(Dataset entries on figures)
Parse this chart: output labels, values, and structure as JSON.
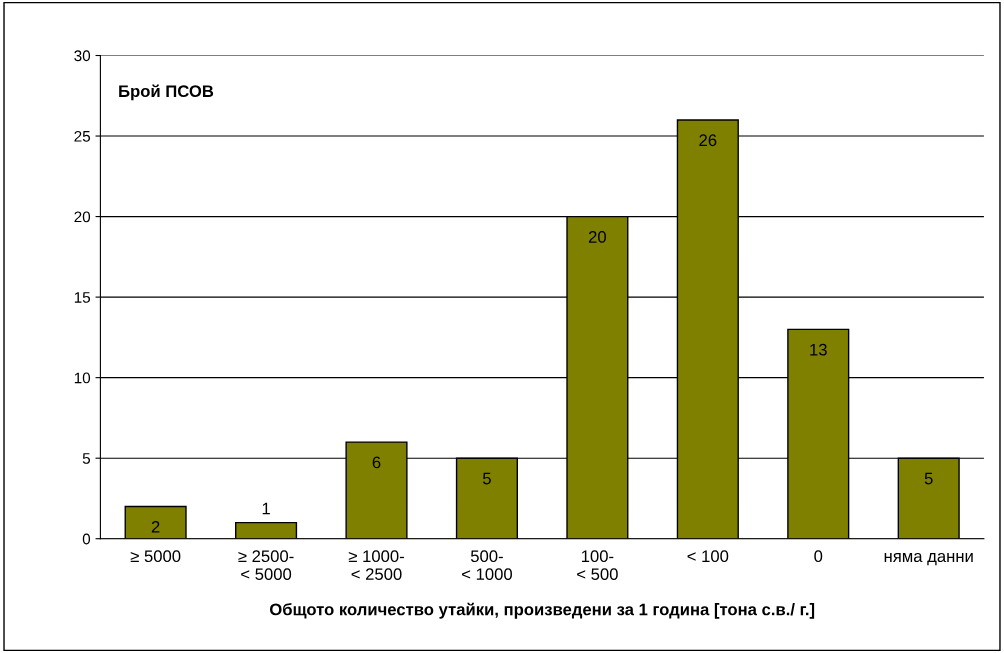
{
  "chart_data": {
    "type": "bar",
    "ylabel": "Брой ПСОВ",
    "xlabel": "Общото количество утайки, произведени за 1 година [тона с.в./ г.]",
    "categories": [
      "≥ 5000",
      "≥ 2500-\n< 5000",
      "≥ 1000-\n< 2500",
      "500-\n< 1000",
      "100-\n< 500",
      "< 100",
      "0",
      "няма данни"
    ],
    "values": [
      2,
      1,
      6,
      5,
      20,
      26,
      13,
      5
    ],
    "color": "#808000",
    "ylim": [
      0,
      30
    ],
    "yticks": [
      0,
      5,
      10,
      15,
      20,
      25,
      30
    ],
    "grid": "y",
    "data_labels": true
  }
}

== What the task requires ==
Copy out the records above in full, exactly as written, but not the pictures.

== In response ==
Parse this chart: output labels, values, and structure as JSON.
{
  "chart_data": {
    "type": "bar",
    "ylabel": "Брой ПСОВ",
    "xlabel": "Общото количество утайки, произведени за 1 година [тона с.в./ г.]",
    "categories": [
      "≥ 5000",
      "≥ 2500-\n< 5000",
      "≥ 1000-\n< 2500",
      "500-\n< 1000",
      "100-\n< 500",
      "< 100",
      "0",
      "няма данни"
    ],
    "values": [
      2,
      1,
      6,
      5,
      20,
      26,
      13,
      5
    ],
    "color": "#808000",
    "ylim": [
      0,
      30
    ],
    "yticks": [
      0,
      5,
      10,
      15,
      20,
      25,
      30
    ],
    "grid": "y",
    "data_labels": true
  }
}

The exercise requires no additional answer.